(Exercise brief): Retype the full set of records. Keep every character identical.

(Extracted data):
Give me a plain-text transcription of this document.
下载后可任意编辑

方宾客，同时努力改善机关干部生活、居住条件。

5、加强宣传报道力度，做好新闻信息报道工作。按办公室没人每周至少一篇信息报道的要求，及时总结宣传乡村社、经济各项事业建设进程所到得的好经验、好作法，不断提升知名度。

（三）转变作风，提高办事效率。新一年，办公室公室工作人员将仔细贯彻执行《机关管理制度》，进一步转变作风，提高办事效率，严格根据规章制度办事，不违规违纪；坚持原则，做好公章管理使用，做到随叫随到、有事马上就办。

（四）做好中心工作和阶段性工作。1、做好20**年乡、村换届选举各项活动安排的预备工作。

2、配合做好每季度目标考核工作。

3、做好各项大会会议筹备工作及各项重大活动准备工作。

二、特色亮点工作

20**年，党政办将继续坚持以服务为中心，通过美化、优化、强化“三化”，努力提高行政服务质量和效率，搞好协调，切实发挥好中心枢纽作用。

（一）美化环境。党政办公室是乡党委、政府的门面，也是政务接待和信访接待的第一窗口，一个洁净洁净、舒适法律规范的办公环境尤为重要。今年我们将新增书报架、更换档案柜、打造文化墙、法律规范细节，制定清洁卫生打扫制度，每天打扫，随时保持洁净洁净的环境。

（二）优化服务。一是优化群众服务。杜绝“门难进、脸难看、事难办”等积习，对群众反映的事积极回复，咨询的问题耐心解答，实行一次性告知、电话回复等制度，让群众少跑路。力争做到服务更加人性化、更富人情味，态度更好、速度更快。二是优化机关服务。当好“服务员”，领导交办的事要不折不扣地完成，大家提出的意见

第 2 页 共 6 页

(Exercise result):
Give me a plain-text transcription of this document.
下载后可任意编辑

方宾客，同时努力改善机关干部生活、居住条件。

5、加强宣传报道力度，做好新闻信息报道工作。按办公室没人每周至少一篇信息报道的要求，及时总结宣传乡村社、经济各项事业建设进程所到得的好经验、好作法，不断提升知名度。

（三）转变作风，提高办事效率。新一年，办公室公室工作人员将仔细贯彻执行《机关管理制度》，进一步转变作风，提高办事效率，严格根据规章制度办事，不违规违纪；坚持原则，做好公章管理使用，做到随叫随到、有事马上就办。

（四）做好中心工作和阶段性工作。1、做好20**年乡、村换届选举各项活动安排的预备工作。

2、配合做好每季度目标考核工作。

3、做好各项大会会议筹备工作及各项重大活动准备工作。

二、特色亮点工作

20**年，党政办将继续坚持以服务为中心，通过美化、优化、强化“三化”，努力提高行政服务质量和效率，搞好协调，切实发挥好中心枢纽作用。

（一）美化环境。党政办公室是乡党委、政府的门面，也是政务接待和信访接待的第一窗口，一个洁净洁净、舒适法律规范的办公环境尤为重要。今年我们将新增书报架、更换档案柜、打造文化墙、法律规范细节，制定清洁卫生打扫制度，每天打扫，随时保持洁净洁净的环境。

（二）优化服务。一是优化群众服务。杜绝“门难进、脸难看、事难办”等积习，对群众反映的事积极回复，咨询的问题耐心解答，实行一次性告知、电话回复等制度，让群众少跑路。力争做到服务更加人性化、更富人情味，态度更好、速度更快。二是优化机关服务。当好“服务员”，领导交办的事要不折不扣地完成，大家提出的意见

第 2 页 共 6 页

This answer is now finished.